**EXERCISE DETAILS**
Copy all of the material below exactly.

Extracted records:
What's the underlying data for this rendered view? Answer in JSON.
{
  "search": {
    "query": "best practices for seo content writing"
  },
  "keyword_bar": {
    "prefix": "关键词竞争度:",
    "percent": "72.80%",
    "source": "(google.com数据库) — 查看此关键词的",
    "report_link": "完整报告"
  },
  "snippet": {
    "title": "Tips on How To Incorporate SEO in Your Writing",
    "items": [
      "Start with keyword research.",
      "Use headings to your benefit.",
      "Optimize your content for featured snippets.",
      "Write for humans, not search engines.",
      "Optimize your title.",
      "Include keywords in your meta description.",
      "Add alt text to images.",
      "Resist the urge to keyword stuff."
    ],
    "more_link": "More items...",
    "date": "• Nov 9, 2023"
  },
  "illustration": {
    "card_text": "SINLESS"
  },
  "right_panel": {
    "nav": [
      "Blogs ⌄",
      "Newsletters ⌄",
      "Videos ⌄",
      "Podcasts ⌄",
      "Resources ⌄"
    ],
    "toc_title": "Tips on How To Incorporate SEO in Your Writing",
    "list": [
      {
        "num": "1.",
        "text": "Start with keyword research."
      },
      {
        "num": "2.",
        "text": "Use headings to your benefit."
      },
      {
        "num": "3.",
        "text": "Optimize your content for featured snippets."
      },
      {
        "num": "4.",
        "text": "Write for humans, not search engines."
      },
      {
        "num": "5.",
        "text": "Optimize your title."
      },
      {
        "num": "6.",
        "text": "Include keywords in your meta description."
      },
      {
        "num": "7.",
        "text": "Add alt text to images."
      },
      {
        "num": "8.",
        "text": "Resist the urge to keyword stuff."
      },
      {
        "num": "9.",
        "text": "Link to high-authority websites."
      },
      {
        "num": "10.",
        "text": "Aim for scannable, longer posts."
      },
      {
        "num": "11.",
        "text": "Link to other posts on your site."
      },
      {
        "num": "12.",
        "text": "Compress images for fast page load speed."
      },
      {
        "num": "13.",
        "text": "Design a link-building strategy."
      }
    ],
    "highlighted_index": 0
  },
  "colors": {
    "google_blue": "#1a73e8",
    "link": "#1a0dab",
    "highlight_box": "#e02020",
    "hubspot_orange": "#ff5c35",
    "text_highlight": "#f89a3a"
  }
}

**FINAL RESULT**
What's the underlying data for this rendered view? Answer in JSON.
{
  "search": {
    "query": "best practices for seo content writing"
  },
  "keyword_bar": {
    "prefix": "关键词竞争度:",
    "percent": "72.80%",
    "source": "(google.com数据库) — 查看此关键词的",
    "report_link": "完整报告"
  },
  "snippet": {
    "title": "Tips on How To Incorporate SEO in Your Writing",
    "items": [
      "Start with keyword research.",
      "Use headings to your benefit.",
      "Optimize your content for featured snippets.",
      "Write for humans, not search engines.",
      "Optimize your title.",
      "Include keywords in your meta description.",
      "Add alt text to images.",
      "Resist the urge to keyword stuff."
    ],
    "more_link": "More items...",
    "date": "• Nov 9, 2023"
  },
  "illustration": {
    "card_text": "SINLESS"
  },
  "right_panel": {
    "nav": [
      "Blogs ⌄",
      "Newsletters ⌄",
      "Videos ⌄",
      "Podcasts ⌄",
      "Resources ⌄"
    ],
    "toc_title": "Tips on How To Incorporate SEO in Your Writing",
    "list": [
      {
        "num": "1.",
        "text": "Start with keyword research."
      },
      {
        "num": "2.",
        "text": "Use headings to your benefit."
      },
      {
        "num": "3.",
        "text": "Optimize your content for featured snippets."
      },
      {
        "num": "4.",
        "text": "Write for humans, not search engines."
      },
      {
        "num": "5.",
        "text": "Optimize your title."
      },
      {
        "num": "6.",
        "text": "Include keywords in your meta description."
      },
      {
        "num": "7.",
        "text": "Add alt text to images."
      },
      {
        "num": "8.",
        "text": "Resist the urge to keyword stuff."
      },
      {
        "num": "9.",
        "text": "Link to high-authority websites."
      },
      {
        "num": "10.",
        "text": "Aim for scannable, longer posts."
      },
      {
        "num": "11.",
        "text": "Link to other posts on your site."
      },
      {
        "num": "12.",
        "text": "Compress images for fast page load speed."
      },
      {
        "num": "13.",
        "text": "Design a link-building strategy."
      }
    ],
    "highlighted_index": 0
  },
  "colors": {
    "google_blue": "#1a73e8",
    "link": "#1a0dab",
    "highlight_box": "#e02020",
    "hubspot_orange": "#ff5c35",
    "text_highlight": "#f89a3a"
  }
}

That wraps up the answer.